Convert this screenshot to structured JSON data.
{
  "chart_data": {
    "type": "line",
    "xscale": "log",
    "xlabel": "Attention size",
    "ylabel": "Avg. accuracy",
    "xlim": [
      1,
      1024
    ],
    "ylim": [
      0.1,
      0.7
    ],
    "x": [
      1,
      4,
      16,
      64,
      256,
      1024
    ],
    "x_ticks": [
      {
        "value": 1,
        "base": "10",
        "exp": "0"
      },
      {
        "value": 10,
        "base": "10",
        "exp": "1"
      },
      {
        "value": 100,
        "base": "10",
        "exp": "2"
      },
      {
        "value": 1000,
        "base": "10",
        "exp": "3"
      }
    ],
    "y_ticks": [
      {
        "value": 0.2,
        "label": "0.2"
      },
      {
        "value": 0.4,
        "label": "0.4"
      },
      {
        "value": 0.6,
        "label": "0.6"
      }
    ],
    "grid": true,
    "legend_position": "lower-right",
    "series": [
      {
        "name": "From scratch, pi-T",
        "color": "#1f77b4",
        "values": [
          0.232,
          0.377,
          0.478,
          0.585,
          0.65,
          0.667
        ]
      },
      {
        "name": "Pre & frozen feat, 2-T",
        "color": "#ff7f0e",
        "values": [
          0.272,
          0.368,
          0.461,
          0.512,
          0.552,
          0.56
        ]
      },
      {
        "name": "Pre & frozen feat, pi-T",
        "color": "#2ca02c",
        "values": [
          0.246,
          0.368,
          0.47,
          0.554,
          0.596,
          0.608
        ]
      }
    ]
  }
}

────────

• _THE REQUEST_: The records above must be output exactly, in full.

• _COMPLETED TASK_:
Convert this screenshot to structured JSON data.
{
  "chart_data": {
    "type": "line",
    "xscale": "log",
    "xlabel": "Attention size",
    "ylabel": "Avg. accuracy",
    "xlim": [
      1,
      1024
    ],
    "ylim": [
      0.1,
      0.7
    ],
    "x": [
      1,
      4,
      16,
      64,
      256,
      1024
    ],
    "x_ticks": [
      {
        "value": 1,
        "base": "10",
        "exp": "0"
      },
      {
        "value": 10,
        "base": "10",
        "exp": "1"
      },
      {
        "value": 100,
        "base": "10",
        "exp": "2"
      },
      {
        "value": 1000,
        "base": "10",
        "exp": "3"
      }
    ],
    "y_ticks": [
      {
        "value": 0.2,
        "label": "0.2"
      },
      {
        "value": 0.4,
        "label": "0.4"
      },
      {
        "value": 0.6,
        "label": "0.6"
      }
    ],
    "grid": true,
    "legend_position": "lower-right",
    "series": [
      {
        "name": "From scratch, pi-T",
        "color": "#1f77b4",
        "values": [
          0.232,
          0.377,
          0.478,
          0.585,
          0.65,
          0.667
        ]
      },
      {
        "name": "Pre & frozen feat, 2-T",
        "color": "#ff7f0e",
        "values": [
          0.272,
          0.368,
          0.461,
          0.512,
          0.552,
          0.56
        ]
      },
      {
        "name": "Pre & frozen feat, pi-T",
        "color": "#2ca02c",
        "values": [
          0.246,
          0.368,
          0.47,
          0.554,
          0.596,
          0.608
        ]
      }
    ]
  }
}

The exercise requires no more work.